- _Quelle_
* * * * *
Um 9 Uhr Frühstück; als erste Ju. Milov und ich; nach und nach auch die übrigen dazu. Die Atmosphäre hatte sich aufgelockert. Juri Milov erwähnte im Gespräch mit mir eine interessante Gesetzmäßigkeit, die er beobachtet hatte: Daß in Rußland das Gesetz der "Schicksalsfügung" eine gewisse Wertigkeit hat. Er meinte, es würde ihn zum Beispiel nicht wundern, wenn wir uns, nachdem wir uns nun schon einmal getroffen haben, etwa irgendwo in Wien wieder über den Weg laufen würden. Als Fazit ergab sich, daß im russischen Alltagsgeschehen zwei Faktoren eine wesentliche Rolle spielen, die sonst weniger zur Geltung kommen: Improvisation und "Schicksal".1
Die Stadt schickte einen Kleinbus für eine Besichtigungstour, und wir fuhren los. Frau X, die bis dahin die Dolmetscherei erledigt hatte, hatte die Schnauze voll davon und meinte, es gäbe unter den Anwesenden ja auch noch andere, die das können. Womit diese unsympathische Aufgabe automatisch auf mich fiel; was einerseits gerecht war (hatte mich die ganze Zeit über gar sehr zurückgehalten mit Dolmetschen), andererseits aber gar sehr mich vom unmittelbaren Aufnehmen der Eindrücke und dem Stellen eigener Fragen ablenkte.
* * * * *
- _Aufgabe a_
Führe die Einträge vom ersten bis einschließlich der Zeile mit „28, 640, 35]“ als nummerierte Liste auf und lass Leerzeilen weg.
* * * * *
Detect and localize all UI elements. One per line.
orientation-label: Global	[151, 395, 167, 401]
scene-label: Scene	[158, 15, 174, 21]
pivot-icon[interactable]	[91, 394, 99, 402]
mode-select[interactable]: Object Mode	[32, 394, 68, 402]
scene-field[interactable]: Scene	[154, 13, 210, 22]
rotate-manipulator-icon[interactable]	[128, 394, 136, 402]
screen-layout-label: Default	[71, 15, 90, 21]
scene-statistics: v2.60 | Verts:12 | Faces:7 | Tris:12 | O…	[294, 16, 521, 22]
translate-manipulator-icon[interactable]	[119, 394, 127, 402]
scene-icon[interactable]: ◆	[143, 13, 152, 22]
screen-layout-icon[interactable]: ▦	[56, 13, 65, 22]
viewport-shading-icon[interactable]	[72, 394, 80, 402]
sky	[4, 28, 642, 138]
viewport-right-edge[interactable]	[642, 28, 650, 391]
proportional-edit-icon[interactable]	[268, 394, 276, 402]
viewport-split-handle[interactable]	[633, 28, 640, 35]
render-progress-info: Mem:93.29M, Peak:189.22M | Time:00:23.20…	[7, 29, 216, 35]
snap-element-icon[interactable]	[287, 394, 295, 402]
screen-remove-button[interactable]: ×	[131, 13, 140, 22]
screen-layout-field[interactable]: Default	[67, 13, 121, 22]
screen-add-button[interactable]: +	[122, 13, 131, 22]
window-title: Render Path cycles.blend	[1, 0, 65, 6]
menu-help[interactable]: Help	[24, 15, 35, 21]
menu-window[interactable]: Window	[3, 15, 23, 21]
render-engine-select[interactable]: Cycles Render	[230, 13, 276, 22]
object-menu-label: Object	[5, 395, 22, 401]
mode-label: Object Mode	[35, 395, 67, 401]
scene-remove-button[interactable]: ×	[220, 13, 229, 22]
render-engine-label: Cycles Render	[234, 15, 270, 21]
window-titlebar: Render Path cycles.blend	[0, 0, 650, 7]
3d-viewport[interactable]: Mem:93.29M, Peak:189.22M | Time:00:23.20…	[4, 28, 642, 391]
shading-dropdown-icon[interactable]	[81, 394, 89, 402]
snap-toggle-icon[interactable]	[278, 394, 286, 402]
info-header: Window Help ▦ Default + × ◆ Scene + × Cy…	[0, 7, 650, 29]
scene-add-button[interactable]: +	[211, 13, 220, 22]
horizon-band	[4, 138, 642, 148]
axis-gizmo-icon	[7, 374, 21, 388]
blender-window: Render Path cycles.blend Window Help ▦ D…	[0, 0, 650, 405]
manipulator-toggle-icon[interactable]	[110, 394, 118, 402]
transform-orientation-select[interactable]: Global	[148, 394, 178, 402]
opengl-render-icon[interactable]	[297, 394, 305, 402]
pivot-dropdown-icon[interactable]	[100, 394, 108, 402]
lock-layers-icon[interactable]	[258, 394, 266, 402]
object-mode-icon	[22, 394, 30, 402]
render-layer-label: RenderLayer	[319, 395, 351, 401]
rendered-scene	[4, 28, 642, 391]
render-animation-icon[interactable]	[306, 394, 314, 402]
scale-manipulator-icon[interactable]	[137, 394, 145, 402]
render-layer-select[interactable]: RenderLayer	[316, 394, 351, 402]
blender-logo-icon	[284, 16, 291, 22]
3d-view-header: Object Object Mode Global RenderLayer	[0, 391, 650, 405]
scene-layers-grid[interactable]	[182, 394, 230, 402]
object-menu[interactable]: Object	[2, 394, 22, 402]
* * * * *
- _Aufgabe b_
Wiederhole die Quelle vollständig und wortgetreu.

- _Antwort a_
1. Detect and localize all UI elements. One per line.
2. orientation-label: Global	[151, 395, 167, 401]
3. scene-label: Scene	[158, 15, 174, 21]
4. pivot-icon[interactable]	[91, 394, 99, 402]
5. mode-select[interactable]: Object Mode	[32, 394, 68, 402]
6. scene-field[interactable]: Scene	[154, 13, 210, 22]
7. rotate-manipulator-icon[interactable]	[128, 394, 136, 402]
8. screen-layout-label: Default	[71, 15, 90, 21]
9. scene-statistics: v2.60 | Verts:12 | Faces:7 | Tris:12 | O…	[294, 16, 521, 22]
10. translate-manipulator-icon[interactable]	[119, 394, 127, 402]
11. scene-icon[interactable]: ◆	[143, 13, 152, 22]
12. screen-layout-icon[interactable]: ▦	[56, 13, 65, 22]
13. viewport-shading-icon[interactable]	[72, 394, 80, 402]
14. sky	[4, 28, 642, 138]
15. viewport-right-edge[interactable]	[642, 28, 650, 391]
16. proportional-edit-icon[interactable]	[268, 394, 276, 402]
17. viewport-split-handle[interactable]	[633, 28, 640, 35]

- _Antwort b_
Um 9 Uhr Frühstück; als erste Ju. Milov und ich; nach und nach auch die übrigen dazu. Die Atmosphäre hatte sich aufgelockert. Juri Milov erwähnte im Gespräch mit mir eine interessante Gesetzmäßigkeit, die er beobachtet hatte: Daß in Rußland das Gesetz der "Schicksalsfügung" eine gewisse Wertigkeit hat. Er meinte, es würde ihn zum Beispiel nicht wundern, wenn wir uns, nachdem wir uns nun schon einmal getroffen haben, etwa irgendwo in Wien wieder über den Weg laufen würden. Als Fazit ergab sich, daß im russischen Alltagsgeschehen zwei Faktoren eine wesentliche Rolle spielen, die sonst weniger zur Geltung kommen: Improvisation und "Schicksal".1
Die Stadt schickte einen Kleinbus für eine Besichtigungstour, und wir fuhren los. Frau X, die bis dahin die Dolmetscherei erledigt hatte, hatte die Schnauze voll davon und meinte, es gäbe unter den Anwesenden ja auch noch andere, die das können. Womit diese unsympathische Aufgabe automatisch auf mich fiel; was einerseits gerecht war (hatte mich die ganze Zeit über gar sehr zurückgehalten mit Dolmetschen), andererseits aber gar sehr mich vom unmittelbaren Aufnehmen der Eindrücke und dem Stellen eigener Fragen ablenkte.